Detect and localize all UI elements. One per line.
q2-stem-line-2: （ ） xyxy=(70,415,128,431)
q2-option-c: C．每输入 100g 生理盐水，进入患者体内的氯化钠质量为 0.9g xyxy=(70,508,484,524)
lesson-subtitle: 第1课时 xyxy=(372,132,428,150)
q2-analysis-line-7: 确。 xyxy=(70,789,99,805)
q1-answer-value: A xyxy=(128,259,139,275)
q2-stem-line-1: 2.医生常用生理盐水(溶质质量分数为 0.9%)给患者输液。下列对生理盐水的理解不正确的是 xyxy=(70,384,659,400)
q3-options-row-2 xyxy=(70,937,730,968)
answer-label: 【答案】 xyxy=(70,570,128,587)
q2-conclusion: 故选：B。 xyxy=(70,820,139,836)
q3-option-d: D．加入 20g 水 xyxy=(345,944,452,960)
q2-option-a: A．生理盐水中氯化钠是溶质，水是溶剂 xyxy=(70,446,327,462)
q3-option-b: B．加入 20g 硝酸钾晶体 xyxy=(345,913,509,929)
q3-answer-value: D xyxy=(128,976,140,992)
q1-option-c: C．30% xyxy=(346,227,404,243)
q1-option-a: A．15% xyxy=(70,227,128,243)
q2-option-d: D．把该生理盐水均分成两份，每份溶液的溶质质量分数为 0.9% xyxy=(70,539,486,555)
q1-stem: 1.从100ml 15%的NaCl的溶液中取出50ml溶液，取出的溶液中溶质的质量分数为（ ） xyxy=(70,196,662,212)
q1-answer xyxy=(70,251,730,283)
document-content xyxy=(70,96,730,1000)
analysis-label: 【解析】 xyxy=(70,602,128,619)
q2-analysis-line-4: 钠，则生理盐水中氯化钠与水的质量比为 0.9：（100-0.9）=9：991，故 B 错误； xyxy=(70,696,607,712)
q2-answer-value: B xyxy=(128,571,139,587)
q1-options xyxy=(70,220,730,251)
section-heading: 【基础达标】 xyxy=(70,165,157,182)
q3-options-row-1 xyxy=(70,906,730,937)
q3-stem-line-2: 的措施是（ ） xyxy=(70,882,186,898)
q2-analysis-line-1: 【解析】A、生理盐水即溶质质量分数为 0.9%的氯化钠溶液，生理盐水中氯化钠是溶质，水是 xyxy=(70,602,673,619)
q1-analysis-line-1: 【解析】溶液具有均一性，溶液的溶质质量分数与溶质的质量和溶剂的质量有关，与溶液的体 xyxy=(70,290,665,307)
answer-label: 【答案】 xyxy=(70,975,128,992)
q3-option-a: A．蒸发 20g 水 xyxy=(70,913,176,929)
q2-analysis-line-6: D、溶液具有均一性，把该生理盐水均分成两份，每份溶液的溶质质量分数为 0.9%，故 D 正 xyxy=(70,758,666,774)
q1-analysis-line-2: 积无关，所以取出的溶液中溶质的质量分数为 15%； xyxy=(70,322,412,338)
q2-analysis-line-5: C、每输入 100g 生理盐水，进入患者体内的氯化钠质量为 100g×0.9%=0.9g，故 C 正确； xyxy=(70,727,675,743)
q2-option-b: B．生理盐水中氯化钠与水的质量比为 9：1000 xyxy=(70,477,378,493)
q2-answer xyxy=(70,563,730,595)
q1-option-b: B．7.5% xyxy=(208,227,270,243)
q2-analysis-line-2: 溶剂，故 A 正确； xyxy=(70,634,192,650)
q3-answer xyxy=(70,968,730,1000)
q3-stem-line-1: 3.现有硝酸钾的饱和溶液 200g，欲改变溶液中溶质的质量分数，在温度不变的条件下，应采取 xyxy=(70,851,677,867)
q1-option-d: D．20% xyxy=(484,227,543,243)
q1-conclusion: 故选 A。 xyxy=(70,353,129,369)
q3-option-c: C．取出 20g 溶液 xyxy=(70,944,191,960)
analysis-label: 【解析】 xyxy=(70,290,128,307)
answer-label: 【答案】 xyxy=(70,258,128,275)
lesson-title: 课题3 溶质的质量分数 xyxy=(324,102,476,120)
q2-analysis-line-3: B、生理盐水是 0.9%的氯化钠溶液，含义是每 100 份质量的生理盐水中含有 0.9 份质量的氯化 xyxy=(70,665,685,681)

■ ■ ■

### Work to complete
Reproduce all of the lines above, swapping every occurrence of "answer-label" for "answer-tag" and leaving everything else unchanged.

### Written solution
Detect and localize all UI elements. One per line.
q2-stem-line-2: （ ） xyxy=(70,415,128,431)
q2-option-c: C．每输入 100g 生理盐水，进入患者体内的氯化钠质量为 0.9g xyxy=(70,508,484,524)
lesson-subtitle: 第1课时 xyxy=(372,132,428,150)
q2-analysis-line-7: 确。 xyxy=(70,789,99,805)
q1-answer-value: A xyxy=(128,259,139,275)
q2-stem-line-1: 2.医生常用生理盐水(溶质质量分数为 0.9%)给患者输液。下列对生理盐水的理解不正确的是 xyxy=(70,384,659,400)
q3-options-row-2 xyxy=(70,937,730,968)
answer-tag: 【答案】 xyxy=(70,570,128,587)
q2-conclusion: 故选：B。 xyxy=(70,820,139,836)
q3-option-d: D．加入 20g 水 xyxy=(345,944,452,960)
q2-option-a: A．生理盐水中氯化钠是溶质，水是溶剂 xyxy=(70,446,327,462)
q3-option-b: B．加入 20g 硝酸钾晶体 xyxy=(345,913,509,929)
q3-answer-value: D xyxy=(128,976,140,992)
q1-option-c: C．30% xyxy=(346,227,404,243)
q1-option-a: A．15% xyxy=(70,227,128,243)
q2-option-d: D．把该生理盐水均分成两份，每份溶液的溶质质量分数为 0.9% xyxy=(70,539,486,555)
q1-stem: 1.从100ml 15%的NaCl的溶液中取出50ml溶液，取出的溶液中溶质的质量分数为（ ） xyxy=(70,196,662,212)
q1-answer xyxy=(70,251,730,283)
document-content xyxy=(70,96,730,1000)
analysis-label: 【解析】 xyxy=(70,602,128,619)
q2-analysis-line-4: 钠，则生理盐水中氯化钠与水的质量比为 0.9：（100-0.9）=9：991，故 B 错误； xyxy=(70,696,607,712)
q2-answer-value: B xyxy=(128,571,139,587)
q1-options xyxy=(70,220,730,251)
section-heading: 【基础达标】 xyxy=(70,165,157,182)
q3-options-row-1 xyxy=(70,906,730,937)
q3-stem-line-2: 的措施是（ ） xyxy=(70,882,186,898)
q2-analysis-line-1: 【解析】A、生理盐水即溶质质量分数为 0.9%的氯化钠溶液，生理盐水中氯化钠是溶质，水是 xyxy=(70,602,673,619)
q1-analysis-line-1: 【解析】溶液具有均一性，溶液的溶质质量分数与溶质的质量和溶剂的质量有关，与溶液的体 xyxy=(70,290,665,307)
answer-tag: 【答案】 xyxy=(70,975,128,992)
q3-option-a: A．蒸发 20g 水 xyxy=(70,913,176,929)
q2-analysis-line-6: D、溶液具有均一性，把该生理盐水均分成两份，每份溶液的溶质质量分数为 0.9%，故 D 正 xyxy=(70,758,666,774)
q1-analysis-line-2: 积无关，所以取出的溶液中溶质的质量分数为 15%； xyxy=(70,322,412,338)
q2-analysis-line-5: C、每输入 100g 生理盐水，进入患者体内的氯化钠质量为 100g×0.9%=0.9g，故 C 正确； xyxy=(70,727,675,743)
q2-option-b: B．生理盐水中氯化钠与水的质量比为 9：1000 xyxy=(70,477,378,493)
q2-answer xyxy=(70,563,730,595)
q1-option-b: B．7.5% xyxy=(208,227,270,243)
q2-analysis-line-2: 溶剂，故 A 正确； xyxy=(70,634,192,650)
q3-answer xyxy=(70,968,730,1000)
q3-stem-line-1: 3.现有硝酸钾的饱和溶液 200g，欲改变溶液中溶质的质量分数，在温度不变的条件下，应采取 xyxy=(70,851,677,867)
q1-option-d: D．20% xyxy=(484,227,543,243)
q1-conclusion: 故选 A。 xyxy=(70,353,129,369)
q3-option-c: C．取出 20g 溶液 xyxy=(70,944,191,960)
analysis-label: 【解析】 xyxy=(70,290,128,307)
answer-tag: 【答案】 xyxy=(70,258,128,275)
lesson-title: 课题3 溶质的质量分数 xyxy=(324,102,476,120)
q2-analysis-line-3: B、生理盐水是 0.9%的氯化钠溶液，含义是每 100 份质量的生理盐水中含有 0.9 份质量的氯化 xyxy=(70,665,685,681)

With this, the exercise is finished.